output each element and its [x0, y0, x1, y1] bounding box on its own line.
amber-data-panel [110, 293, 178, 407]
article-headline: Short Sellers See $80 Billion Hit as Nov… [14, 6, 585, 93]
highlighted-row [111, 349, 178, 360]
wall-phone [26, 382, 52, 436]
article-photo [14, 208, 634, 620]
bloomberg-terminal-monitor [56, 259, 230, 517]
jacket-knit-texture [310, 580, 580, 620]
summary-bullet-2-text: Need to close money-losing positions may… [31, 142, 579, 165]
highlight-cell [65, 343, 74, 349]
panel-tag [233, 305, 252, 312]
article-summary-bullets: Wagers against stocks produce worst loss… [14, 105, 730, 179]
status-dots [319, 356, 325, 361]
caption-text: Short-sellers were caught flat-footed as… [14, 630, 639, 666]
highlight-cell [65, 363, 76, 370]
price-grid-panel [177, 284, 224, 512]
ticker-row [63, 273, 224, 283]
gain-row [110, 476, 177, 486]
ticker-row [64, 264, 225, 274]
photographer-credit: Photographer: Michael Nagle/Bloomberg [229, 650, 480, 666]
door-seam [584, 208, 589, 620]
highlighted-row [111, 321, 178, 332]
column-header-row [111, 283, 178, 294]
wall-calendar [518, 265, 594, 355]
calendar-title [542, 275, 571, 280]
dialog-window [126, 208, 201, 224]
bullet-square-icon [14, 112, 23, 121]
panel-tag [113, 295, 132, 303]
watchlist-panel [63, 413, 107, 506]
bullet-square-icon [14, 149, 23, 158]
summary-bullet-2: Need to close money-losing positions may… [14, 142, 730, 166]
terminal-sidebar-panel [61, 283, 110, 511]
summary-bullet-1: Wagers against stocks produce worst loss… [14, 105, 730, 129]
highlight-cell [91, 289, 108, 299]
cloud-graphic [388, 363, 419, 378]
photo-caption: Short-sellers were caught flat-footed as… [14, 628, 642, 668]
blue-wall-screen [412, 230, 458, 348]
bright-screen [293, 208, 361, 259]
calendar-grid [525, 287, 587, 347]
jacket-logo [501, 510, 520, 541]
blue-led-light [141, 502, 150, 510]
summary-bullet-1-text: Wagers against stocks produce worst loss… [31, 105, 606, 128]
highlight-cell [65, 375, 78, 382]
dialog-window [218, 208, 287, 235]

□ □ □ □ □

● Prompt
Rewrite every line of the items above as a numbered list, leaving out any blank lines.

● Finished answer
1. output each element and its [x0, y0, x1, y1] bounding box on its own line.
2. amber-data-panel [110, 293, 178, 407]
3. article-headline: Short Sellers See $80 Billion Hit as Nov… [14, 6, 585, 93]
4. highlighted-row [111, 349, 178, 360]
5. wall-phone [26, 382, 52, 436]
6. article-photo [14, 208, 634, 620]
7. bloomberg-terminal-monitor [56, 259, 230, 517]
8. jacket-knit-texture [310, 580, 580, 620]
9. summary-bullet-2-text: Need to close money-losing positions may… [31, 142, 579, 165]
10. highlight-cell [65, 343, 74, 349]
11. panel-tag [233, 305, 252, 312]
12. article-summary-bullets: Wagers against stocks produce worst loss… [14, 105, 730, 179]
13. status-dots [319, 356, 325, 361]
14. caption-text: Short-sellers were caught flat-footed as… [14, 630, 639, 666]
15. highlight-cell [65, 363, 76, 370]
16. price-grid-panel [177, 284, 224, 512]
17. ticker-row [63, 273, 224, 283]
18. gain-row [110, 476, 177, 486]
19. ticker-row [64, 264, 225, 274]
20. photographer-credit: Photographer: Michael Nagle/Bloomberg [229, 650, 480, 666]
21. door-seam [584, 208, 589, 620]
22. highlighted-row [111, 321, 178, 332]
23. column-header-row [111, 283, 178, 294]
24. wall-calendar [518, 265, 594, 355]
25. calendar-title [542, 275, 571, 280]
26. dialog-window [126, 208, 201, 224]
27. bullet-square-icon [14, 112, 23, 121]
28. panel-tag [113, 295, 132, 303]
29. watchlist-panel [63, 413, 107, 506]
30. bullet-square-icon [14, 149, 23, 158]
31. summary-bullet-2: Need to close money-losing positions may… [14, 142, 730, 166]
32. terminal-sidebar-panel [61, 283, 110, 511]
33. summary-bullet-1: Wagers against stocks produce worst loss… [14, 105, 730, 129]
34. highlight-cell [91, 289, 108, 299]
35. cloud-graphic [388, 363, 419, 378]
36. photo-caption: Short-sellers were caught flat-footed as… [14, 628, 642, 668]
37. blue-wall-screen [412, 230, 458, 348]
38. bright-screen [293, 208, 361, 259]
39. calendar-grid [525, 287, 587, 347]
40. jacket-logo [501, 510, 520, 541]
41. blue-led-light [141, 502, 150, 510]
42. summary-bullet-1-text: Wagers against stocks produce worst loss… [31, 105, 606, 128]
43. highlight-cell [65, 375, 78, 382]
44. dialog-window [218, 208, 287, 235]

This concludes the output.